::: DATASET RECORDS
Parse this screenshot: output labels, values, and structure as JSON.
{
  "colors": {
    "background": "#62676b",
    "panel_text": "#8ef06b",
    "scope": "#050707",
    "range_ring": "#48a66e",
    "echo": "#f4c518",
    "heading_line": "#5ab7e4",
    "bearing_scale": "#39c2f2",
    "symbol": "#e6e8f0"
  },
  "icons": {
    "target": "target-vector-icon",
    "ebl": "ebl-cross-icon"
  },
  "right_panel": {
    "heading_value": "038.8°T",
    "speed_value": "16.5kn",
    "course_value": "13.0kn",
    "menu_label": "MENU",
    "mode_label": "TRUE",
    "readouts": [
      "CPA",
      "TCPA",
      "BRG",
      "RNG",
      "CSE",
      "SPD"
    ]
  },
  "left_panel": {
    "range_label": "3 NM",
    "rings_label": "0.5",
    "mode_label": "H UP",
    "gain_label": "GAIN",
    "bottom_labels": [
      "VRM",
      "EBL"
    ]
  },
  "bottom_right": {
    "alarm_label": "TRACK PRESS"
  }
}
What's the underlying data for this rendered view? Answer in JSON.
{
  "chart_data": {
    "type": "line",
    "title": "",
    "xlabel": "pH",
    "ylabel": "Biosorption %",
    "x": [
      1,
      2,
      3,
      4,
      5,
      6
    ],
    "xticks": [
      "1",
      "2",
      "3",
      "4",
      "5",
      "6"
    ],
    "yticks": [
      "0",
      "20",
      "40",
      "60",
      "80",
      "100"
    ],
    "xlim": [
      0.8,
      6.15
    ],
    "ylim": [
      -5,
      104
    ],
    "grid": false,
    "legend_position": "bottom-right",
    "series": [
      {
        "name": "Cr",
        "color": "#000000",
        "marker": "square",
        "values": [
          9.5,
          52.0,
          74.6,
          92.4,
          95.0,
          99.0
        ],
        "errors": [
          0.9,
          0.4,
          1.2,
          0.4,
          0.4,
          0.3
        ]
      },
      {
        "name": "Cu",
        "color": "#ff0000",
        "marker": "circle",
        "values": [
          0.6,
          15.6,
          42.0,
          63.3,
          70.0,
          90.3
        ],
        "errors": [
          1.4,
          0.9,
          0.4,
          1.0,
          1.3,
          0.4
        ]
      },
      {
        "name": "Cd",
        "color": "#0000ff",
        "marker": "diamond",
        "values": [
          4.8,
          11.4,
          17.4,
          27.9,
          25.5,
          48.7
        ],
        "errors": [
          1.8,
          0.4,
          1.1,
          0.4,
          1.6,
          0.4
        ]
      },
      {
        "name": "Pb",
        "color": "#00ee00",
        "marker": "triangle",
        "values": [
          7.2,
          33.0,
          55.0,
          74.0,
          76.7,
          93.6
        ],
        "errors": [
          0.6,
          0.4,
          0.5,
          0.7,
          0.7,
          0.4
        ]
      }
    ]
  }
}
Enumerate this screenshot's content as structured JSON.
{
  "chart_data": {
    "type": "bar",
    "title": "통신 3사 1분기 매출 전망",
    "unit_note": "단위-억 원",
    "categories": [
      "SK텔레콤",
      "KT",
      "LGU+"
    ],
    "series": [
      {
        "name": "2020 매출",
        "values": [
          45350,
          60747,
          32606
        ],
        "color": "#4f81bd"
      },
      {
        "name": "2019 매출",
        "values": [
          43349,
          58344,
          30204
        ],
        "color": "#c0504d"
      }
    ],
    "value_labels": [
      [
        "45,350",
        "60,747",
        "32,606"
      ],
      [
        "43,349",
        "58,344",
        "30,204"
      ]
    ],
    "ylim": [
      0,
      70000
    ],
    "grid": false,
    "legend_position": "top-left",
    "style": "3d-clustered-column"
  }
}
::::::
> **EXERCISE INSTRUCTIONS**: Find the word "name" in the records and pull out each line that has it.

> **RESULT OF THIS EXERCISE**:
        "name": "Cr",
        "name": "Cu",
        "name": "Cd",
        "name": "Pb",
        "name": "2020 매출",
        "name": "2019 매출",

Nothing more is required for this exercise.